Figure record extracts
□ □ □ □

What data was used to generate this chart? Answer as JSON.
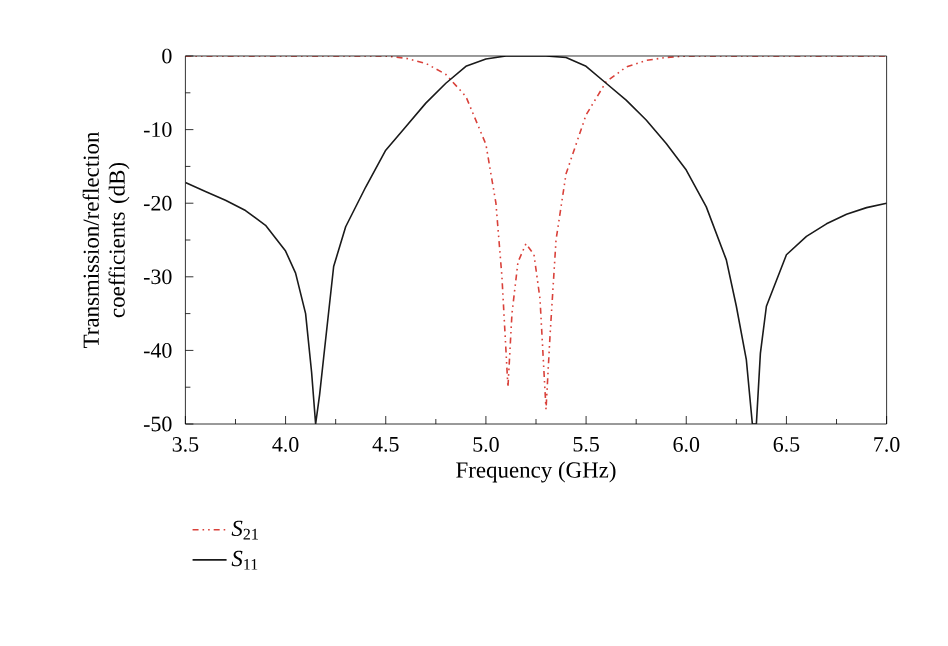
{
  "chart_data": {
    "type": "line",
    "xlabel": "Frequency (GHz)",
    "ylabel": "Transmission/reflection coefficients (dB)",
    "xlim": [
      3.5,
      7.0
    ],
    "ylim": [
      -50,
      0
    ],
    "xticks": [
      {
        "value": 3.5,
        "label": "3.5"
      },
      {
        "value": 4.0,
        "label": "4.0"
      },
      {
        "value": 4.5,
        "label": "4.5"
      },
      {
        "value": 5.0,
        "label": "5.0"
      },
      {
        "value": 5.5,
        "label": "5.5"
      },
      {
        "value": 6.0,
        "label": "6.0"
      },
      {
        "value": 6.5,
        "label": "6.5"
      },
      {
        "value": 7.0,
        "label": "7.0"
      }
    ],
    "yticks": [
      0,
      -10,
      -20,
      -30,
      -40,
      -50
    ],
    "legend": "bottom left",
    "marker": "none",
    "grid": false,
    "series": [
      {
        "name": "*S*$_{21}$",
        "color": "#d9413a",
        "line_style": "dashdotdot",
        "x": [
          3.5,
          4.0,
          4.5,
          4.6,
          4.7,
          4.8,
          4.9,
          5.0,
          5.05,
          5.08,
          5.1,
          5.11,
          5.13,
          5.16,
          5.2,
          5.24,
          5.27,
          5.3,
          5.32,
          5.35,
          5.4,
          5.5,
          5.6,
          5.7,
          5.8,
          5.9,
          6.0,
          6.5,
          7.0
        ],
        "values": [
          0,
          0,
          0,
          -0.3,
          -1,
          -2.5,
          -5.5,
          -12,
          -20,
          -30,
          -40,
          -45,
          -35,
          -28,
          -25.5,
          -27,
          -33,
          -48,
          -38,
          -25,
          -16,
          -8,
          -3.5,
          -1.5,
          -0.6,
          -0.2,
          0,
          0,
          0
        ]
      },
      {
        "name": "*S*$_{11}$",
        "color": "#1a1a1a",
        "line_style": "solid",
        "x": [
          3.5,
          3.6,
          3.7,
          3.8,
          3.9,
          4.0,
          4.05,
          4.1,
          4.13,
          4.15,
          4.17,
          4.19,
          4.24,
          4.3,
          4.4,
          4.5,
          4.6,
          4.7,
          4.8,
          4.9,
          5.0,
          5.1,
          5.2,
          5.3,
          5.4,
          5.5,
          5.6,
          5.7,
          5.8,
          5.9,
          6.0,
          6.1,
          6.2,
          6.25,
          6.3,
          6.33,
          6.35,
          6.37,
          6.4,
          6.5,
          6.6,
          6.7,
          6.8,
          6.9,
          7.0
        ],
        "values": [
          -17.2,
          -18.4,
          -19.6,
          -21,
          -23,
          -26.5,
          -29.5,
          -35,
          -43,
          -50,
          -46,
          -41,
          -28.6,
          -23.2,
          -17.8,
          -12.8,
          -9.6,
          -6.4,
          -3.7,
          -1.4,
          -0.4,
          0,
          0,
          0,
          -0.2,
          -1.4,
          -3.7,
          -6,
          -8.7,
          -11.9,
          -15.5,
          -20.5,
          -27.7,
          -34,
          -41.3,
          -50,
          -50,
          -40.4,
          -34,
          -27,
          -24.5,
          -22.8,
          -21.5,
          -20.6,
          -20
        ]
      }
    ]
  }
}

□ □ □ □

Skip the pictures and print each record exactly as it stands.

What data was used to generate this chart? Answer as JSON.
{
  "chart_data": {
    "type": "line",
    "xlabel": "Frequency (GHz)",
    "ylabel": "Transmission/reflection coefficients (dB)",
    "xlim": [
      3.5,
      7.0
    ],
    "ylim": [
      -50,
      0
    ],
    "xticks": [
      {
        "value": 3.5,
        "label": "3.5"
      },
      {
        "value": 4.0,
        "label": "4.0"
      },
      {
        "value": 4.5,
        "label": "4.5"
      },
      {
        "value": 5.0,
        "label": "5.0"
      },
      {
        "value": 5.5,
        "label": "5.5"
      },
      {
        "value": 6.0,
        "label": "6.0"
      },
      {
        "value": 6.5,
        "label": "6.5"
      },
      {
        "value": 7.0,
        "label": "7.0"
      }
    ],
    "yticks": [
      0,
      -10,
      -20,
      -30,
      -40,
      -50
    ],
    "legend": "bottom left",
    "marker": "none",
    "grid": false,
    "series": [
      {
        "name": "*S*$_{21}$",
        "color": "#d9413a",
        "line_style": "dashdotdot",
        "x": [
          3.5,
          4.0,
          4.5,
          4.6,
          4.7,
          4.8,
          4.9,
          5.0,
          5.05,
          5.08,
          5.1,
          5.11,
          5.13,
          5.16,
          5.2,
          5.24,
          5.27,
          5.3,
          5.32,
          5.35,
          5.4,
          5.5,
          5.6,
          5.7,
          5.8,
          5.9,
          6.0,
          6.5,
          7.0
        ],
        "values": [
          0,
          0,
          0,
          -0.3,
          -1,
          -2.5,
          -5.5,
          -12,
          -20,
          -30,
          -40,
          -45,
          -35,
          -28,
          -25.5,
          -27,
          -33,
          -48,
          -38,
          -25,
          -16,
          -8,
          -3.5,
          -1.5,
          -0.6,
          -0.2,
          0,
          0,
          0
        ]
      },
      {
        "name": "*S*$_{11}$",
        "color": "#1a1a1a",
        "line_style": "solid",
        "x": [
          3.5,
          3.6,
          3.7,
          3.8,
          3.9,
          4.0,
          4.05,
          4.1,
          4.13,
          4.15,
          4.17,
          4.19,
          4.24,
          4.3,
          4.4,
          4.5,
          4.6,
          4.7,
          4.8,
          4.9,
          5.0,
          5.1,
          5.2,
          5.3,
          5.4,
          5.5,
          5.6,
          5.7,
          5.8,
          5.9,
          6.0,
          6.1,
          6.2,
          6.25,
          6.3,
          6.33,
          6.35,
          6.37,
          6.4,
          6.5,
          6.6,
          6.7,
          6.8,
          6.9,
          7.0
        ],
        "values": [
          -17.2,
          -18.4,
          -19.6,
          -21,
          -23,
          -26.5,
          -29.5,
          -35,
          -43,
          -50,
          -46,
          -41,
          -28.6,
          -23.2,
          -17.8,
          -12.8,
          -9.6,
          -6.4,
          -3.7,
          -1.4,
          -0.4,
          0,
          0,
          0,
          -0.2,
          -1.4,
          -3.7,
          -6,
          -8.7,
          -11.9,
          -15.5,
          -20.5,
          -27.7,
          -34,
          -41.3,
          -50,
          -50,
          -40.4,
          -34,
          -27,
          -24.5,
          -22.8,
          -21.5,
          -20.6,
          -20
        ]
      }
    ]
  }
}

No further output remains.